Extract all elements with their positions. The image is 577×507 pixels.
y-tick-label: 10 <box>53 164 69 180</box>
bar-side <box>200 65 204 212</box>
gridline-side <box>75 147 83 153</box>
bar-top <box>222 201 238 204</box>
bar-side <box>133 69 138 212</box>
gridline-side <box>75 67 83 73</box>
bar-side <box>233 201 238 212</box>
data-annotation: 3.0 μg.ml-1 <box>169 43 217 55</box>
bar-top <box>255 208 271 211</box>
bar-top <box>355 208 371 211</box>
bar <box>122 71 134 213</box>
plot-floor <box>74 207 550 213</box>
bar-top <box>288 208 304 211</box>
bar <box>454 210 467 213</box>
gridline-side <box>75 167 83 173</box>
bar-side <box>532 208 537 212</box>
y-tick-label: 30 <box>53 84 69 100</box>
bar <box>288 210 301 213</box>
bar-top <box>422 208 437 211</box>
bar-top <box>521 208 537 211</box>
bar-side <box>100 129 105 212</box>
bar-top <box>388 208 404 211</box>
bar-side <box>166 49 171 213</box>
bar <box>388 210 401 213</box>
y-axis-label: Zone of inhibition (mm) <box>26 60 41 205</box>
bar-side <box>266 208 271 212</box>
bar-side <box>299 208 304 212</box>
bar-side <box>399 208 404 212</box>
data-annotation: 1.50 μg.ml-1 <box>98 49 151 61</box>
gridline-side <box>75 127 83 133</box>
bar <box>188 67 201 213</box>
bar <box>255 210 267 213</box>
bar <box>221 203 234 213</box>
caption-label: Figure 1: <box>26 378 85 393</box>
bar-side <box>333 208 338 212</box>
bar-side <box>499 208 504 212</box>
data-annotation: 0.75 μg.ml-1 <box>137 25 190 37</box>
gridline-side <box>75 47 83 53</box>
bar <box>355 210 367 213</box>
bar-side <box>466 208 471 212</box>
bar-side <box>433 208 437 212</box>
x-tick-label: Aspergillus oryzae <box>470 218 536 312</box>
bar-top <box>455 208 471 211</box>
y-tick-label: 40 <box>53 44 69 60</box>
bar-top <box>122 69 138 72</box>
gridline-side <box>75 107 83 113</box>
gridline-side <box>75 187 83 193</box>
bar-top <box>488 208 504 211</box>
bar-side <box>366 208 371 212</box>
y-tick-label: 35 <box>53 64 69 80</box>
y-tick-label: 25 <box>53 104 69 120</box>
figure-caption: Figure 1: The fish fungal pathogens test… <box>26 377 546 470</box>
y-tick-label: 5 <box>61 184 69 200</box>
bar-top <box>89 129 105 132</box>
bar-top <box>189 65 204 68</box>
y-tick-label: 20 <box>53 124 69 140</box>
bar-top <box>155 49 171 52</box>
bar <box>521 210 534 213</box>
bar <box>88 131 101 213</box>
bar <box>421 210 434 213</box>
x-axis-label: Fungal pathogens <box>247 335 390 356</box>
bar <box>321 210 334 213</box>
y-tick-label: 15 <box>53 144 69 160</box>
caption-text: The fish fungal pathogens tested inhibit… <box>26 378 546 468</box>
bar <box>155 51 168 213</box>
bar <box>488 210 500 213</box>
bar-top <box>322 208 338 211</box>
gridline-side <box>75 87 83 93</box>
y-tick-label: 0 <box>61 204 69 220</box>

→ **WHAT IS BEING ASKED**: Would you please print every record exactly as written?

→ **RESULT**:
Extract all elements with their positions. The image is 577×507 pixels.
y-tick-label: 10 <box>53 164 69 180</box>
bar-side <box>200 65 204 212</box>
gridline-side <box>75 147 83 153</box>
bar-top <box>222 201 238 204</box>
bar-side <box>133 69 138 212</box>
gridline-side <box>75 67 83 73</box>
bar-side <box>233 201 238 212</box>
data-annotation: 3.0 μg.ml-1 <box>169 43 217 55</box>
bar-top <box>255 208 271 211</box>
bar-top <box>355 208 371 211</box>
bar <box>122 71 134 213</box>
plot-floor <box>74 207 550 213</box>
bar-top <box>288 208 304 211</box>
bar <box>454 210 467 213</box>
gridline-side <box>75 167 83 173</box>
bar-side <box>532 208 537 212</box>
y-tick-label: 30 <box>53 84 69 100</box>
bar <box>288 210 301 213</box>
bar-top <box>422 208 437 211</box>
bar-top <box>521 208 537 211</box>
bar-side <box>100 129 105 212</box>
bar-top <box>388 208 404 211</box>
bar-side <box>166 49 171 213</box>
bar <box>388 210 401 213</box>
y-axis-label: Zone of inhibition (mm) <box>26 60 41 205</box>
bar-side <box>266 208 271 212</box>
bar-side <box>299 208 304 212</box>
bar-side <box>399 208 404 212</box>
data-annotation: 1.50 μg.ml-1 <box>98 49 151 61</box>
gridline-side <box>75 127 83 133</box>
bar <box>188 67 201 213</box>
bar <box>255 210 267 213</box>
bar <box>221 203 234 213</box>
caption-label: Figure 1: <box>26 378 85 393</box>
bar-side <box>333 208 338 212</box>
bar-side <box>499 208 504 212</box>
data-annotation: 0.75 μg.ml-1 <box>137 25 190 37</box>
gridline-side <box>75 47 83 53</box>
bar <box>355 210 367 213</box>
bar-side <box>466 208 471 212</box>
bar-side <box>433 208 437 212</box>
x-tick-label: Aspergillus oryzae <box>470 218 536 312</box>
bar-top <box>455 208 471 211</box>
y-tick-label: 40 <box>53 44 69 60</box>
bar-top <box>122 69 138 72</box>
gridline-side <box>75 107 83 113</box>
gridline-side <box>75 187 83 193</box>
bar-top <box>488 208 504 211</box>
bar-side <box>366 208 371 212</box>
y-tick-label: 35 <box>53 64 69 80</box>
y-tick-label: 25 <box>53 104 69 120</box>
figure-caption: Figure 1: The fish fungal pathogens test… <box>26 377 546 470</box>
y-tick-label: 5 <box>61 184 69 200</box>
bar-top <box>89 129 105 132</box>
bar-top <box>189 65 204 68</box>
y-tick-label: 20 <box>53 124 69 140</box>
bar-top <box>155 49 171 52</box>
bar <box>521 210 534 213</box>
bar <box>88 131 101 213</box>
bar <box>421 210 434 213</box>
x-axis-label: Fungal pathogens <box>247 335 390 356</box>
bar <box>321 210 334 213</box>
y-tick-label: 15 <box>53 144 69 160</box>
caption-text: The fish fungal pathogens tested inhibit… <box>26 378 546 468</box>
bar <box>155 51 168 213</box>
bar <box>488 210 500 213</box>
bar-top <box>322 208 338 211</box>
gridline-side <box>75 87 83 93</box>
y-tick-label: 0 <box>61 204 69 220</box>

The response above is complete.